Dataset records
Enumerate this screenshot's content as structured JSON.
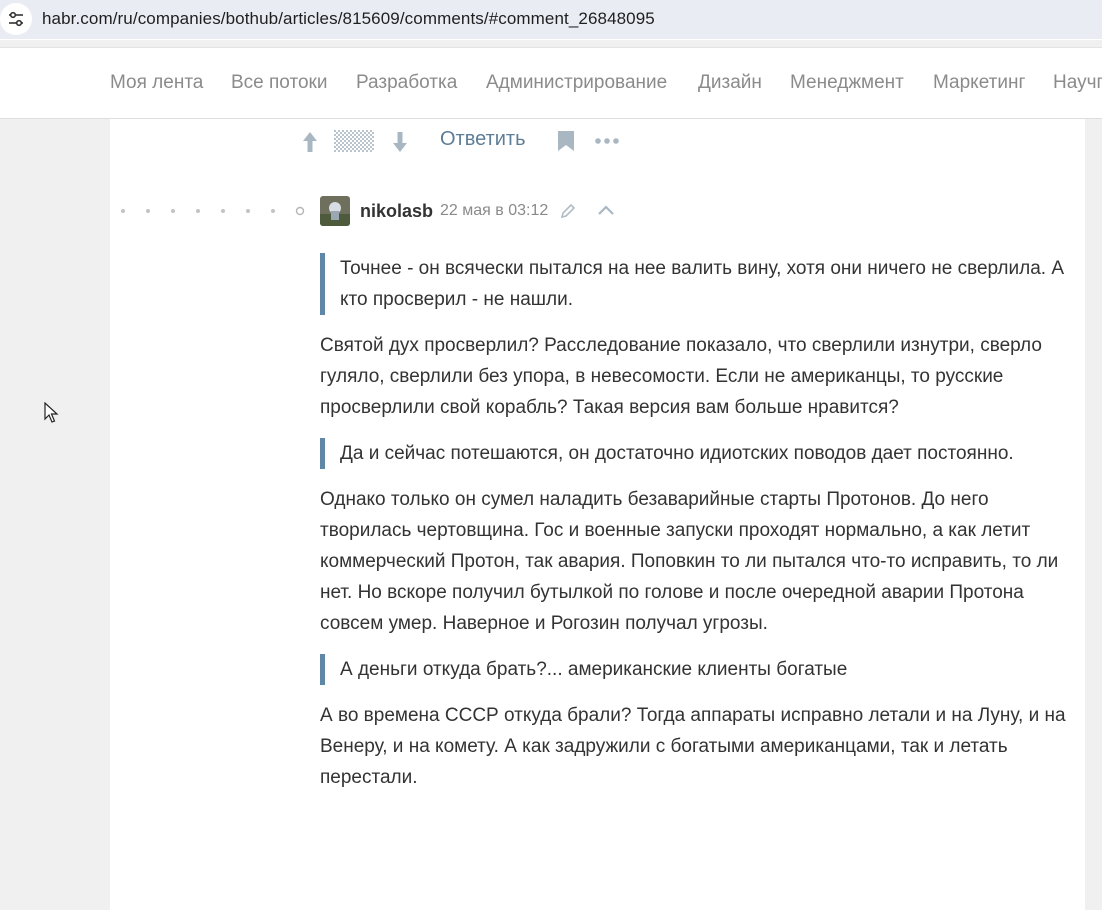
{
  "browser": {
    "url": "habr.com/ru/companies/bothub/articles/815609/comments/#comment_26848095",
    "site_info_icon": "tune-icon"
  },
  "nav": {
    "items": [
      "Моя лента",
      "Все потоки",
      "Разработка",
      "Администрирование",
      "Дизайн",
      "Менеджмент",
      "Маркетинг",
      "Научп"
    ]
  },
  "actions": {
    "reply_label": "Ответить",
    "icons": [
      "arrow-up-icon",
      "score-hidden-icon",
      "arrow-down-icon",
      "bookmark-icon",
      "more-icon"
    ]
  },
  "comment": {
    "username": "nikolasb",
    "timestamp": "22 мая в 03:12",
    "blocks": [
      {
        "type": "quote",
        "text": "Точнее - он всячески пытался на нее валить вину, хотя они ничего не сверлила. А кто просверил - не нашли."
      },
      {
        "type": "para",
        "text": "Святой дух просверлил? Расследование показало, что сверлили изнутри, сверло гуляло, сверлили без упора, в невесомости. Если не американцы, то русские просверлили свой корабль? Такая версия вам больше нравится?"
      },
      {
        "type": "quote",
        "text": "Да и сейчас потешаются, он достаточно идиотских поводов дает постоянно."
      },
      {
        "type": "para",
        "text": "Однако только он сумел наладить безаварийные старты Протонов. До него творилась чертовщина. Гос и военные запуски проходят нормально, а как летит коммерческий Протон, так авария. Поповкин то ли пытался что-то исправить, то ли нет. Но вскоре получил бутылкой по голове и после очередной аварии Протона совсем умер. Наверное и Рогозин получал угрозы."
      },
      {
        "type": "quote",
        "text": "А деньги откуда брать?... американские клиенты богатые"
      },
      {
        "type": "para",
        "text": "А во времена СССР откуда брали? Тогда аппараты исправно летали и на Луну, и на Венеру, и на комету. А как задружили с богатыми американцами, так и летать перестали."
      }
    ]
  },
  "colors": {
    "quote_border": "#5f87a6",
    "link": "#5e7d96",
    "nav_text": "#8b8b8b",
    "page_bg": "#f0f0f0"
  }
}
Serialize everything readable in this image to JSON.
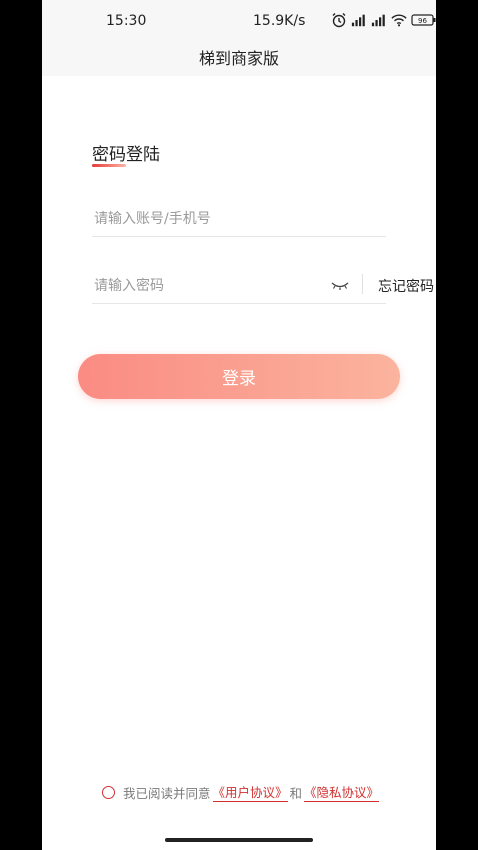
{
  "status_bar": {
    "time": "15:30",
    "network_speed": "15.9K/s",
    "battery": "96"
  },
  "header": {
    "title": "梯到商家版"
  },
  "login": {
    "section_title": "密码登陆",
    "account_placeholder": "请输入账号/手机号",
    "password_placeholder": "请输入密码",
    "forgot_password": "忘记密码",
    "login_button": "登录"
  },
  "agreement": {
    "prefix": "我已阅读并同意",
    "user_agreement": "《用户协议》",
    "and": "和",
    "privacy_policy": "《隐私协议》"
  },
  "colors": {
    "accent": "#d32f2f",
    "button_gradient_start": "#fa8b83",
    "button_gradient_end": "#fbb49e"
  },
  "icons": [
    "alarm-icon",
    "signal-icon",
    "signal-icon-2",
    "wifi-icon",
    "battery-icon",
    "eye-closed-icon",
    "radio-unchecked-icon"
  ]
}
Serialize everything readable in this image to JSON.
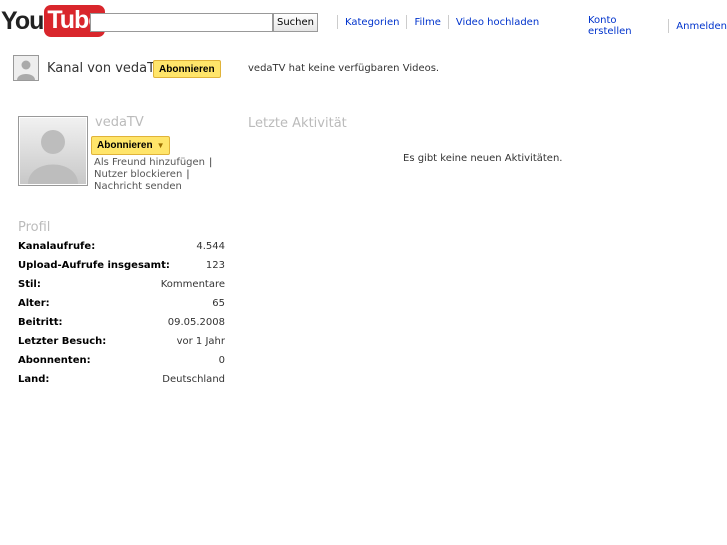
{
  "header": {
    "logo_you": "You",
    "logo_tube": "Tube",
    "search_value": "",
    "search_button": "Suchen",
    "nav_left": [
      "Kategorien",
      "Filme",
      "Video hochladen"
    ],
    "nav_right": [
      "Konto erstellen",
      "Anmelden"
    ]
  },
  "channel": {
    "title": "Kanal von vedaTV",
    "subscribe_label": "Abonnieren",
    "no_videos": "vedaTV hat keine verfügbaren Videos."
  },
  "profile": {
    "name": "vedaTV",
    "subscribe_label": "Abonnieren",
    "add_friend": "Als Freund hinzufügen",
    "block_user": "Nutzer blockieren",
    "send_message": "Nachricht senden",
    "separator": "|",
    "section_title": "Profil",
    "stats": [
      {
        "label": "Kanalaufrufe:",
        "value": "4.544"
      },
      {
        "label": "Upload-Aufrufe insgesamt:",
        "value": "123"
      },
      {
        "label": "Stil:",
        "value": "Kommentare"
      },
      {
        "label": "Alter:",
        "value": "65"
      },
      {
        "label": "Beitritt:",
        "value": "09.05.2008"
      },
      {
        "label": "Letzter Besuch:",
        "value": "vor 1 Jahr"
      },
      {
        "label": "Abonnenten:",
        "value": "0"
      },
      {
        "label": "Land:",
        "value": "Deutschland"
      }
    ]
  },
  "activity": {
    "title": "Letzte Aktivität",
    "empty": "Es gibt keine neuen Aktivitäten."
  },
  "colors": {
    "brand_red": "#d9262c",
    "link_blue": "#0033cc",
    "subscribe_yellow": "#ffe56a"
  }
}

*PROBLEM DESCRIPTION:*
Exclude the images, then output the data above word for word.

*WRITTEN ANSWER:*
Enumerate this screenshot's content as structured JSON.
{
  "browser": {
    "url": "habr.com/ru/companies/bothub/articles/815609/comments/#comment_26848095",
    "site_info_icon": "tune-icon"
  },
  "nav": {
    "items": [
      "Моя лента",
      "Все потоки",
      "Разработка",
      "Администрирование",
      "Дизайн",
      "Менеджмент",
      "Маркетинг",
      "Научп"
    ]
  },
  "actions": {
    "reply_label": "Ответить",
    "icons": [
      "arrow-up-icon",
      "score-hidden-icon",
      "arrow-down-icon",
      "bookmark-icon",
      "more-icon"
    ]
  },
  "comment": {
    "username": "nikolasb",
    "timestamp": "22 мая в 03:12",
    "blocks": [
      {
        "type": "quote",
        "text": "Точнее - он всячески пытался на нее валить вину, хотя они ничего не сверлила. А кто просверил - не нашли."
      },
      {
        "type": "para",
        "text": "Святой дух просверлил? Расследование показало, что сверлили изнутри, сверло гуляло, сверлили без упора, в невесомости. Если не американцы, то русские просверлили свой корабль? Такая версия вам больше нравится?"
      },
      {
        "type": "quote",
        "text": "Да и сейчас потешаются, он достаточно идиотских поводов дает постоянно."
      },
      {
        "type": "para",
        "text": "Однако только он сумел наладить безаварийные старты Протонов. До него творилась чертовщина. Гос и военные запуски проходят нормально, а как летит коммерческий Протон, так авария. Поповкин то ли пытался что-то исправить, то ли нет. Но вскоре получил бутылкой по голове и после очередной аварии Протона совсем умер. Наверное и Рогозин получал угрозы."
      },
      {
        "type": "quote",
        "text": "А деньги откуда брать?... американские клиенты богатые"
      },
      {
        "type": "para",
        "text": "А во времена СССР откуда брали? Тогда аппараты исправно летали и на Луну, и на Венеру, и на комету. А как задружили с богатыми американцами, так и летать перестали."
      }
    ]
  },
  "colors": {
    "quote_border": "#5f87a6",
    "link": "#5e7d96",
    "nav_text": "#8b8b8b",
    "page_bg": "#f0f0f0"
  }
}
Serialize everything readable in this image to JSON.
{
  "status_bar": {
    "time": "15:30",
    "network_speed": "15.9K/s",
    "battery": "96"
  },
  "header": {
    "title": "梯到商家版"
  },
  "login": {
    "section_title": "密码登陆",
    "account_placeholder": "请输入账号/手机号",
    "password_placeholder": "请输入密码",
    "forgot_password": "忘记密码",
    "login_button": "登录"
  },
  "agreement": {
    "prefix": "我已阅读并同意",
    "user_agreement": "《用户协议》",
    "and": "和",
    "privacy_policy": "《隐私协议》"
  },
  "colors": {
    "accent": "#d32f2f",
    "button_gradient_start": "#fa8b83",
    "button_gradient_end": "#fbb49e"
  },
  "icons": [
    "alarm-icon",
    "signal-icon",
    "signal-icon-2",
    "wifi-icon",
    "battery-icon",
    "eye-closed-icon",
    "radio-unchecked-icon"
  ]
}
Serialize everything readable in this image to JSON.
{
  "header": {
    "logo_you": "You",
    "logo_tube": "Tube",
    "search_value": "",
    "search_button": "Suchen",
    "nav_left": [
      "Kategorien",
      "Filme",
      "Video hochladen"
    ],
    "nav_right": [
      "Konto erstellen",
      "Anmelden"
    ]
  },
  "channel": {
    "title": "Kanal von vedaTV",
    "subscribe_label": "Abonnieren",
    "no_videos": "vedaTV hat keine verfügbaren Videos."
  },
  "profile": {
    "name": "vedaTV",
    "subscribe_label": "Abonnieren",
    "add_friend": "Als Freund hinzufügen",
    "block_user": "Nutzer blockieren",
    "send_message": "Nachricht senden",
    "separator": "|",
    "section_title": "Profil",
    "stats": [
      {
        "label": "Kanalaufrufe:",
        "value": "4.544"
      },
      {
        "label": "Upload-Aufrufe insgesamt:",
        "value": "123"
      },
      {
        "label": "Stil:",
        "value": "Kommentare"
      },
      {
        "label": "Alter:",
        "value": "65"
      },
      {
        "label": "Beitritt:",
        "value": "09.05.2008"
      },
      {
        "label": "Letzter Besuch:",
        "value": "vor 1 Jahr"
      },
      {
        "label": "Abonnenten:",
        "value": "0"
      },
      {
        "label": "Land:",
        "value": "Deutschland"
      }
    ]
  },
  "activity": {
    "title": "Letzte Aktivität",
    "empty": "Es gibt keine neuen Aktivitäten."
  },
  "colors": {
    "brand_red": "#d9262c",
    "link_blue": "#0033cc",
    "subscribe_yellow": "#ffe56a"
  }
}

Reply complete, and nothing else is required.